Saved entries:
** Start **
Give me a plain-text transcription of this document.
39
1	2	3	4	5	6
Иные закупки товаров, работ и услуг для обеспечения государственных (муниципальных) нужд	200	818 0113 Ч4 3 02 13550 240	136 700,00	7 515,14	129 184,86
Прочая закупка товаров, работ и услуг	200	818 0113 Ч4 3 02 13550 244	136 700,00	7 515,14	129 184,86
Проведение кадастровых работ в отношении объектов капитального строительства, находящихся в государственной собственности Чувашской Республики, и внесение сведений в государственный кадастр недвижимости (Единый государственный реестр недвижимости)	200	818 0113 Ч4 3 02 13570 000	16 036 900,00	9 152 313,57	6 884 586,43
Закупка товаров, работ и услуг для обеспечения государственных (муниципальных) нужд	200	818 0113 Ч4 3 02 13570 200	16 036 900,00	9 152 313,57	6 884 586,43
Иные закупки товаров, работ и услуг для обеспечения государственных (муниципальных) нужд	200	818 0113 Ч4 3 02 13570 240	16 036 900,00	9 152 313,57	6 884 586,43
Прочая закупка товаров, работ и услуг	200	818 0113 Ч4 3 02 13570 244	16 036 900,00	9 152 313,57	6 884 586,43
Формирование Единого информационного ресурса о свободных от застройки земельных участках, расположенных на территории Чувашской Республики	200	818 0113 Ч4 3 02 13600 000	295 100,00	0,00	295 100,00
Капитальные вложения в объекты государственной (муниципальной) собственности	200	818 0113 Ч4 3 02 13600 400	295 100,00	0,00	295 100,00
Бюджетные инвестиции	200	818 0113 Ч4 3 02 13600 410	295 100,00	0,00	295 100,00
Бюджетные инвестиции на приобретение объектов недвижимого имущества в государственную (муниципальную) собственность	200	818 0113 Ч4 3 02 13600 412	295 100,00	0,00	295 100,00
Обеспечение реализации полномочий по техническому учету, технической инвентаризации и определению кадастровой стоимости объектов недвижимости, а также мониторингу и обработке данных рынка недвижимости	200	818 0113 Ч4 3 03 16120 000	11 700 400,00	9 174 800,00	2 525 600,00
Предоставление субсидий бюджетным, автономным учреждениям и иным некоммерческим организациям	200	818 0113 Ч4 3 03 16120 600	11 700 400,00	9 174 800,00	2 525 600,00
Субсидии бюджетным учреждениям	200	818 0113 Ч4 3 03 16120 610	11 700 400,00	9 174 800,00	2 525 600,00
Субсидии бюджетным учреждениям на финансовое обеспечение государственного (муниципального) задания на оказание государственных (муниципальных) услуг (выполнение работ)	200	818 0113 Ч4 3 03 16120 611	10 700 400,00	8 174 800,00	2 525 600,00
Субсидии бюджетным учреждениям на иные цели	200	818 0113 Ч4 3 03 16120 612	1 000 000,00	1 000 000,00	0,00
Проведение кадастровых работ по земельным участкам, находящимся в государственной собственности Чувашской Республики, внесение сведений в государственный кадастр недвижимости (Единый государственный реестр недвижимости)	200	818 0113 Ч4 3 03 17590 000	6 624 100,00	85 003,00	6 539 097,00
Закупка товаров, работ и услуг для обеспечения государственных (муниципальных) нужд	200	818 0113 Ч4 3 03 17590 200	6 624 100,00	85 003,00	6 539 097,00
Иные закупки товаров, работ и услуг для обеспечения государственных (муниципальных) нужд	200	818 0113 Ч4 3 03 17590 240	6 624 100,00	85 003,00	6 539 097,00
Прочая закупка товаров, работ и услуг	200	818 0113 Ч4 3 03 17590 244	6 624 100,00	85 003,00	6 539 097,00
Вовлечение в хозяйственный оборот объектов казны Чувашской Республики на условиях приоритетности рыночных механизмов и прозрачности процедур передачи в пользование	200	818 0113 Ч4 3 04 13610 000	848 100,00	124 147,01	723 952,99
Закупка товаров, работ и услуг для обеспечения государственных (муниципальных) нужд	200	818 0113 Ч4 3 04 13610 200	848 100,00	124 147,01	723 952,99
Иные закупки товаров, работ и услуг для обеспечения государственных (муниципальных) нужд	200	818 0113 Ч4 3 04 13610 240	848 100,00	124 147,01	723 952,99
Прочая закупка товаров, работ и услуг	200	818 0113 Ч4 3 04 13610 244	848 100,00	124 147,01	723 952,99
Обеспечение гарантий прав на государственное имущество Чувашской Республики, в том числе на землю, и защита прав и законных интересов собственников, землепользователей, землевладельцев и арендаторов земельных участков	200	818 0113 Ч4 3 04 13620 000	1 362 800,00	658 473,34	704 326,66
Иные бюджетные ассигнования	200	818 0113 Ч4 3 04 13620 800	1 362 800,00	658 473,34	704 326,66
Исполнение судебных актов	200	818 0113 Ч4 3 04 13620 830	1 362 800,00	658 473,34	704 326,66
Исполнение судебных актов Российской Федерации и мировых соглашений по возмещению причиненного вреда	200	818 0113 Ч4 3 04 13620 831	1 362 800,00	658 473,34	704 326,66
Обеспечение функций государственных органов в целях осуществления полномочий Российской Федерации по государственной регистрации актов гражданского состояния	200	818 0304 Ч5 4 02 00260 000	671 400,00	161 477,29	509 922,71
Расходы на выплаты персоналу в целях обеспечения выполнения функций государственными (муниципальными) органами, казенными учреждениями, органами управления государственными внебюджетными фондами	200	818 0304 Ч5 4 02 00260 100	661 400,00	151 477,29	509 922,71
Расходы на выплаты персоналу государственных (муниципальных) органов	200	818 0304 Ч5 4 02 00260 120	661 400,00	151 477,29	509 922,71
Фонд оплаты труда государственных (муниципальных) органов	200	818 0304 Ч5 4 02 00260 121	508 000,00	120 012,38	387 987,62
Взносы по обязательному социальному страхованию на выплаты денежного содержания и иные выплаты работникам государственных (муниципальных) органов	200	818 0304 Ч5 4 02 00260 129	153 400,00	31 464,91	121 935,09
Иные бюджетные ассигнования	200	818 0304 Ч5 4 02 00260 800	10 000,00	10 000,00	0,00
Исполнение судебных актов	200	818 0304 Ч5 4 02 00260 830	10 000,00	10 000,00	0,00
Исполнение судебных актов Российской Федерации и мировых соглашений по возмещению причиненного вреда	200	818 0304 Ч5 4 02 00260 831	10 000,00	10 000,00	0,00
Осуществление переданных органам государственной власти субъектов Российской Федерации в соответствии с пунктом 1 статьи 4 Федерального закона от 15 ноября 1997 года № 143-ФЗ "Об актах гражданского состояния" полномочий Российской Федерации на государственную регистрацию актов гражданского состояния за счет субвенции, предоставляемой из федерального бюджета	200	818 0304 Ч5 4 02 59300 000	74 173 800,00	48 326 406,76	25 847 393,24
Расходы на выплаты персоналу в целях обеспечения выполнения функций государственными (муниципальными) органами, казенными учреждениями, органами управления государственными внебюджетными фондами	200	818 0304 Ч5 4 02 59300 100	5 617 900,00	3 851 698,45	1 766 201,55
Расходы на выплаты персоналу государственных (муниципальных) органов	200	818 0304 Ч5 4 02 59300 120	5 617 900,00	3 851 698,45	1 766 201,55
** End **
# WHAT THIS TASK INVOLVES
Report the number of lines in the entries above that include the string "управления". Give nothing but the number.

# FINISHED EXERCISE
2